TEXTO PROPORCIONADO:
☆ ☆ ☆ ☆ ☆ ☆ ☆
“Apocalipsis Now” vuelve al cine : todos los secretos de una obra maestra
El director estrena «Apocalypse Now: Final Cut», el montaje definitivo de su obra maestra este fin de semana en los cines españoles. Una manera de volver atraer el público a las salas y celebrar el 40 aniversario del filme, uno de los más controvertidos y polémicos de la historia.
Creada:
Última actualización:
Francis Ford Coppola quería guerra y por Dios que tuvo una. En el cine bélico existen dos clases de películas: las que narran la naturaleza de una contienda, que tienen como ejemplo la glorificada «Salvad al soldado Ryan», de Steven Spielberg, para la Segunda Guerra Mundial; la magnífica «Senderos de gloria», de Stanley Kubrick, que abordaba las miserias de 1914 o la comprometida «Platoon», de Oliver Stone, para el caso de Vietnam, entre un millar, todas excelentes y que podrían ser citadas. Pero después existen otro tipo cintas, más infrecuentes y excepcionales, que procuran aproximarse a los conflictos a través de las heridas y huellas psicológicas que dejan en los soldados, aunque sin renunciar a la espectacularidad que ofrecen los combates. Ahí estarían «La delgada línea roja», de Terrence Malick (que el lector decida si el director lo logra o fracasa en su intento por un exceso de pedantería) y, por supuesto, «Apocalypse Now».
☆ ☆ ☆ ☆ ☆ ☆ ☆
LOS DATOS:
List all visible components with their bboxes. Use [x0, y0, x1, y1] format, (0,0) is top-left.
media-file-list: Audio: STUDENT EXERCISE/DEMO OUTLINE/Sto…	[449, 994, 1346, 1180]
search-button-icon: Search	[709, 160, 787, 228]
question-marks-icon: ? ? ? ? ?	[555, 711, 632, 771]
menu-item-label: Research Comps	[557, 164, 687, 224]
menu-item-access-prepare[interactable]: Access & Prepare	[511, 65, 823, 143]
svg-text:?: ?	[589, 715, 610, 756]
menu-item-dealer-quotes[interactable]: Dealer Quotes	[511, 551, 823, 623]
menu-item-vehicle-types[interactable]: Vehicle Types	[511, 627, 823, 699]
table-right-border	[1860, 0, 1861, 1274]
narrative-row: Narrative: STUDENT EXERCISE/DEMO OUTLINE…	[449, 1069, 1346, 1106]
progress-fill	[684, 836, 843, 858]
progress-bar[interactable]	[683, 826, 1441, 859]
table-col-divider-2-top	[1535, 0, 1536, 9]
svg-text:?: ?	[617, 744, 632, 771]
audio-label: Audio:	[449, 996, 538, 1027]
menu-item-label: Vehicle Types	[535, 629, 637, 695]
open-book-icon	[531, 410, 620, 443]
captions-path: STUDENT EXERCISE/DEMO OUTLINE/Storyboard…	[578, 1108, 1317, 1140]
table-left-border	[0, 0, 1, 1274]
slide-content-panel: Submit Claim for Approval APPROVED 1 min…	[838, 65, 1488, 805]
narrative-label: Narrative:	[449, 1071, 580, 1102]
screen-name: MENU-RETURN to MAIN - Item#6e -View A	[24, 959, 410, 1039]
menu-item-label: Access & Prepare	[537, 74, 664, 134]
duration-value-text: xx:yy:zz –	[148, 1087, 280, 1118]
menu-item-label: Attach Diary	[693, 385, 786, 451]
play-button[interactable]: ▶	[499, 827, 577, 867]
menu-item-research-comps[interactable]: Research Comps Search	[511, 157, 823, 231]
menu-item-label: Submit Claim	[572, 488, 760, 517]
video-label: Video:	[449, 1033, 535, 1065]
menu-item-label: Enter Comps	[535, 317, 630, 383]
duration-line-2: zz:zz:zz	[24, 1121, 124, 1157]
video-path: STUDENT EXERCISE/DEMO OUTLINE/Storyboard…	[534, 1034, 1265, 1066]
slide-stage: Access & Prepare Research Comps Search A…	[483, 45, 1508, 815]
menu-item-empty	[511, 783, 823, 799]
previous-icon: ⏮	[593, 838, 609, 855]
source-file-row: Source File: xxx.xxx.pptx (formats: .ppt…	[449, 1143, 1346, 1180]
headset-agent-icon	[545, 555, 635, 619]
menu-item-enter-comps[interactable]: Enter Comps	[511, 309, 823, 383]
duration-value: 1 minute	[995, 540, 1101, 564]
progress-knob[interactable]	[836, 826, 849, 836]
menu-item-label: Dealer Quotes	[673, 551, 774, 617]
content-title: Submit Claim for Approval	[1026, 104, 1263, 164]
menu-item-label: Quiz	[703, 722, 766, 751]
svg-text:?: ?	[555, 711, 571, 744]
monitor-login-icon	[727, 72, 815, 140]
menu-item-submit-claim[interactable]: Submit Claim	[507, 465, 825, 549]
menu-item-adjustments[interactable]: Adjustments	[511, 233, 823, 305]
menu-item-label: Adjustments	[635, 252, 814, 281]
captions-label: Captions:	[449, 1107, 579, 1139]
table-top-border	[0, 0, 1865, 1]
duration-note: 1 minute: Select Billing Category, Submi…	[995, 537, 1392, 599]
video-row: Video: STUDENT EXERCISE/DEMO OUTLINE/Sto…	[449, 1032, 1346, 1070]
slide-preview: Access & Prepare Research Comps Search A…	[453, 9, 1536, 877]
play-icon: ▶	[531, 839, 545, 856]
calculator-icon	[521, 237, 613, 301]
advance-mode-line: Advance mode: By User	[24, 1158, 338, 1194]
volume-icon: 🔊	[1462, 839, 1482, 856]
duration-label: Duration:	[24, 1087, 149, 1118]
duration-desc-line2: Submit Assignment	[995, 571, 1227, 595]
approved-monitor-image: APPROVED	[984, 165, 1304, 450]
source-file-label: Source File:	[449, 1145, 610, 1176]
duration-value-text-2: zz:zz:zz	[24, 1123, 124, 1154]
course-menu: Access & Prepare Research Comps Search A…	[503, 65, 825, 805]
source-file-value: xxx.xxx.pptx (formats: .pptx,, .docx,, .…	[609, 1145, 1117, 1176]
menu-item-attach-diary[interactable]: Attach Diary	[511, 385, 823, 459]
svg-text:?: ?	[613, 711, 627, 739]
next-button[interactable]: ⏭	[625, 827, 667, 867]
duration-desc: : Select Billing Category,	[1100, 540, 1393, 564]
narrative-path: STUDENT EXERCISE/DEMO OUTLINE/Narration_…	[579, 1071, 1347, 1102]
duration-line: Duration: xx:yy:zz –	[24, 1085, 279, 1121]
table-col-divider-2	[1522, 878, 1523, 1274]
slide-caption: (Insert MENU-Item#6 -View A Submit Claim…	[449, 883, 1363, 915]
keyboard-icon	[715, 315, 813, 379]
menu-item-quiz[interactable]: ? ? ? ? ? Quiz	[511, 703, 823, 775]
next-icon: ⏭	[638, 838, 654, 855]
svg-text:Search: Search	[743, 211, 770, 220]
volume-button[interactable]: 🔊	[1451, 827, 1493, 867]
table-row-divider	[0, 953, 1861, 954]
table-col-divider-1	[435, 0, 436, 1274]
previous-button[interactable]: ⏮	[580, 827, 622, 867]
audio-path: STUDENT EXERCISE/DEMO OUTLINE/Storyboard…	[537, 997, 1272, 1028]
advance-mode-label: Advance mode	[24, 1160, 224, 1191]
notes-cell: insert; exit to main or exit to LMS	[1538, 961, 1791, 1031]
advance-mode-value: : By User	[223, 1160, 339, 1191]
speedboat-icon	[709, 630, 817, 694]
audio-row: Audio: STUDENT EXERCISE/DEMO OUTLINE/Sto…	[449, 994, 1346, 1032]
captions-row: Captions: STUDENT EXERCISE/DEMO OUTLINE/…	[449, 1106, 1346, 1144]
☆ ☆ ☆ ☆ ☆ ☆ ☆
Según el texto sobre «Apocalypse Now», ¿qué aniversario de la película se celebra con el estreno del montaje definitivo? El material no tiene ningún papel en este ejercicio.

El 40 aniversario del filme.